GOAL:
Print all of the lines exactly. Any picture among them stays out.

GIVEN RECORDS:
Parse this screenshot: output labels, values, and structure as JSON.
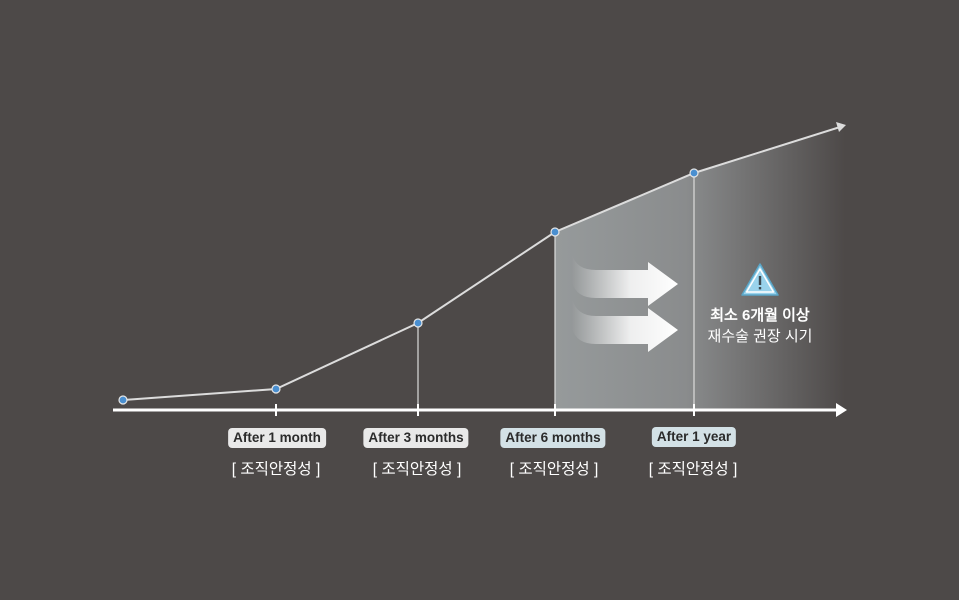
{
  "milestones": [
    {
      "label": "After 1 month",
      "sub": "[ 조직안정성 ]",
      "style": "light"
    },
    {
      "label": "After 3 months",
      "sub": "[ 조직안정성 ]",
      "style": "light"
    },
    {
      "label": "After 6 months",
      "sub": "[ 조직안정성 ]",
      "style": "blue"
    },
    {
      "label": "After 1 year",
      "sub": "[ 조직안정성 ]",
      "style": "blue"
    }
  ],
  "note": {
    "line1": "최소 6개월 이상",
    "line2": "재수술 권장 시기",
    "icon": "warning-triangle-icon"
  },
  "colors": {
    "background": "#4d4948",
    "line": "#dcdcdc",
    "point": "#4a8fd0",
    "highlight_start": "#969a9b"
  }
}
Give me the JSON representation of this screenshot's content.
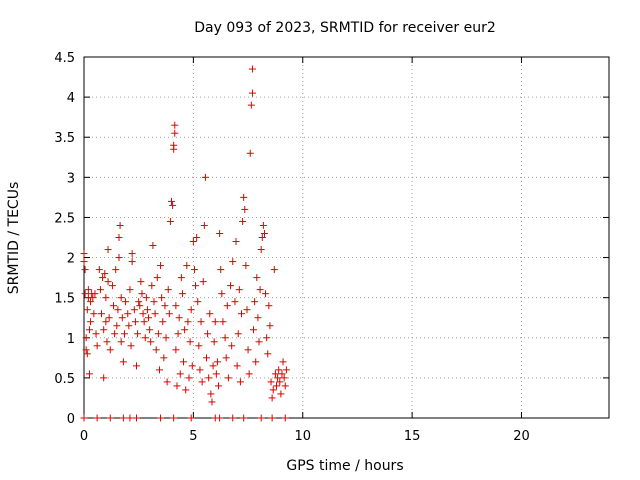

OUTPUT:
Parse this screenshot: output labels, values, and structure as JSON.
{
  "milestones": [
    {
      "label": "After 1 month",
      "sub": "[ 조직안정성 ]",
      "style": "light"
    },
    {
      "label": "After 3 months",
      "sub": "[ 조직안정성 ]",
      "style": "light"
    },
    {
      "label": "After 6 months",
      "sub": "[ 조직안정성 ]",
      "style": "blue"
    },
    {
      "label": "After 1 year",
      "sub": "[ 조직안정성 ]",
      "style": "blue"
    }
  ],
  "note": {
    "line1": "최소 6개월 이상",
    "line2": "재수술 권장 시기",
    "icon": "warning-triangle-icon"
  },
  "colors": {
    "background": "#4d4948",
    "line": "#dcdcdc",
    "point": "#4a8fd0",
    "highlight_start": "#969a9b"
  }
}
Give me the JSON representation of this screenshot's content.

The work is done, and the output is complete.